SET TASK:
Collect every line in the records below that contains the word "poklon".

Stored records

◆ ◆ ◆ ◆ ◆ ◆ ◆

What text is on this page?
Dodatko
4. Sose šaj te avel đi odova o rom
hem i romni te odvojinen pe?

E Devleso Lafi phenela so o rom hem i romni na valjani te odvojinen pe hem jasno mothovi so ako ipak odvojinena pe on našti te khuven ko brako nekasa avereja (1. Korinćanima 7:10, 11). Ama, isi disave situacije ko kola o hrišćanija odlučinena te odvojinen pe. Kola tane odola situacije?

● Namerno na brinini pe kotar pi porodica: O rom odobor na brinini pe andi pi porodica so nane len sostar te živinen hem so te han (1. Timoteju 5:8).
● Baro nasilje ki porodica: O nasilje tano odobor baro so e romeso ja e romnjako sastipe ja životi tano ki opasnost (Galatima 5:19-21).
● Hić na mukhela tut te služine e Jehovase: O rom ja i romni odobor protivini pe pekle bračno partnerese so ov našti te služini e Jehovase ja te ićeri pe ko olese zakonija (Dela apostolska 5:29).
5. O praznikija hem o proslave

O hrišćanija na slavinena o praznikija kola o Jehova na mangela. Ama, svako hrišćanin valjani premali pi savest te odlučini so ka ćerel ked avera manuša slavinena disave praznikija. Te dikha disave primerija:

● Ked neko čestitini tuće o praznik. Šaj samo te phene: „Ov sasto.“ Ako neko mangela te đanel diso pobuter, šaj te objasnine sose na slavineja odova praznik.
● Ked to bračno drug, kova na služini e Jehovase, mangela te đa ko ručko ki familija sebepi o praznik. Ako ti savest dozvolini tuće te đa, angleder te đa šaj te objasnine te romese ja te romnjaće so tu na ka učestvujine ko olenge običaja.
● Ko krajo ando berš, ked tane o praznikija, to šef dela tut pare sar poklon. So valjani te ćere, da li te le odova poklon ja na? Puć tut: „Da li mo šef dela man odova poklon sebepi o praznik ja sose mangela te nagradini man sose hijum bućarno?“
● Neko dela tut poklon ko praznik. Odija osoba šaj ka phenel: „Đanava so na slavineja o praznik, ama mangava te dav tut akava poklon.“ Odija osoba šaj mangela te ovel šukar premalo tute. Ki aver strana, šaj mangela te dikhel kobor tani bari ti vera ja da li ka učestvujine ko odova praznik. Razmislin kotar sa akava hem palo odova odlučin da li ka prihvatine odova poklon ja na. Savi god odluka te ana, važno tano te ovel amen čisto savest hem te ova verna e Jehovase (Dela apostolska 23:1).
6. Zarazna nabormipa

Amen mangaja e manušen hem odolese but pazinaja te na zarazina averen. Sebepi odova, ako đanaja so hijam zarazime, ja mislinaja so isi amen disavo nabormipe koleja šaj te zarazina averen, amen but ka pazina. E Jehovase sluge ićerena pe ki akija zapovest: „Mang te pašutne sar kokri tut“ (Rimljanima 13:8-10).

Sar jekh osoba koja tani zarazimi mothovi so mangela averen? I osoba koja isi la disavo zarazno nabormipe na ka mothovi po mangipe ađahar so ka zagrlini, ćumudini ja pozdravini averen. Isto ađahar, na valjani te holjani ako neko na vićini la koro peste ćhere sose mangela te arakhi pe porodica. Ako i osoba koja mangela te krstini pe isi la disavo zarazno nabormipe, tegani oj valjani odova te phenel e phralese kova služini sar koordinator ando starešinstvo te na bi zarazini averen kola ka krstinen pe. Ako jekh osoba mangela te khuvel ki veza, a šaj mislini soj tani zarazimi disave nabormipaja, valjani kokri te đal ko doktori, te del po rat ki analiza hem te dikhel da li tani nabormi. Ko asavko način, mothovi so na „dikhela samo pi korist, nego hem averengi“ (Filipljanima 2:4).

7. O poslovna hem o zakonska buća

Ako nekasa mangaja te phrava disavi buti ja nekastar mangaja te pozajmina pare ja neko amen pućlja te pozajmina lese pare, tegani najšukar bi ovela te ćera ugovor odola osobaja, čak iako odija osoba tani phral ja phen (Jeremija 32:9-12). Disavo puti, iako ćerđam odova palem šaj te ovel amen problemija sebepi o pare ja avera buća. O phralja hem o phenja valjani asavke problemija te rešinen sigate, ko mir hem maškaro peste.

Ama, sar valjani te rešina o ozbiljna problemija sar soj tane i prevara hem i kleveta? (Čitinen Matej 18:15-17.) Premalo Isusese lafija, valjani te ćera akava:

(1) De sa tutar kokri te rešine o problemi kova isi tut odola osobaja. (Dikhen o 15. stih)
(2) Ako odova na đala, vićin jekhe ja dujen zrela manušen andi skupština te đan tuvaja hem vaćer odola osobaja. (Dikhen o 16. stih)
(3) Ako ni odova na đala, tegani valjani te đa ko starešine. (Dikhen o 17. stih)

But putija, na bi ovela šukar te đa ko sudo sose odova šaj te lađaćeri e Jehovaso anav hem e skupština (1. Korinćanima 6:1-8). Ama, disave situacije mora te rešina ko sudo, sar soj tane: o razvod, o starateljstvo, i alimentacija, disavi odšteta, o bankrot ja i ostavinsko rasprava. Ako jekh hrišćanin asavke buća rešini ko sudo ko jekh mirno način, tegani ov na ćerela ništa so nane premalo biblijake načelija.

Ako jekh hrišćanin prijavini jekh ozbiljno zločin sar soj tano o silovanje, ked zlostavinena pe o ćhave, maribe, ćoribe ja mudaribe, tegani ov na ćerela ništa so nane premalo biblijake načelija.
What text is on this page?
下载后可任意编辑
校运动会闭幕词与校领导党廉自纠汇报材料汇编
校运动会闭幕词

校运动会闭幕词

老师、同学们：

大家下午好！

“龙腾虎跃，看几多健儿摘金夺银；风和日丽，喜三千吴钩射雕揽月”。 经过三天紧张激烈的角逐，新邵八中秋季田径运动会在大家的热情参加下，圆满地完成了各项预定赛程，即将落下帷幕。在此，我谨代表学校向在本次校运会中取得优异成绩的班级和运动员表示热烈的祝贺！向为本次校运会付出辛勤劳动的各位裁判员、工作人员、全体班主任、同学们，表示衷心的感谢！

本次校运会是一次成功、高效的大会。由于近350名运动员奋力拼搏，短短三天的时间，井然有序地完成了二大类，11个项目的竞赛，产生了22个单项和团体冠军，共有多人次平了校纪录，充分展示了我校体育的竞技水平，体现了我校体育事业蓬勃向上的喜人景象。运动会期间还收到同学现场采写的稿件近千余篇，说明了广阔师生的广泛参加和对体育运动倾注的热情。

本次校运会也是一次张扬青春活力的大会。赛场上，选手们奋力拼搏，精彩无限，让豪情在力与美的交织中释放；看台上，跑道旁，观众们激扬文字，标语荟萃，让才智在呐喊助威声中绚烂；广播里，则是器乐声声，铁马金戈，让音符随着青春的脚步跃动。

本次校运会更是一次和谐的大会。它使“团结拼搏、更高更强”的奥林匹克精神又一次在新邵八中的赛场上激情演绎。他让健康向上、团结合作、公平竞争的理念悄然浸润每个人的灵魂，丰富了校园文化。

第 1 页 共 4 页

◆ ◆ ◆ ◆ ◆ ◆ ◆

ANSWER FOR THIS EXERCISE:
● Ko krajo ando berš, ked tane o praznikija, to šef dela tut pare sar poklon. So valjani te ćere, da li te le odova poklon ja na? Puć tut: „Da li mo šef dela man odova poklon sebepi o praznik ja sose mangela te nagradini man sose hijum bućarno?“
● Neko dela tut poklon ko praznik. Odija osoba šaj ka phenel: „Đanava so na slavineja o praznik, ama mangava te dav tut akava poklon.“ Odija osoba šaj mangela te ovel šukar premalo tute. Ki aver strana, šaj mangela te dikhel kobor tani bari ti vera ja da li ka učestvujine ko odova praznik. Razmislin kotar sa akava hem palo odova odlučin da li ka prihvatine odova poklon ja na. Savi god odluka te ana, važno tano te ovel amen čisto savest hem te ova verna e Jehovase (Dela apostolska 23:1).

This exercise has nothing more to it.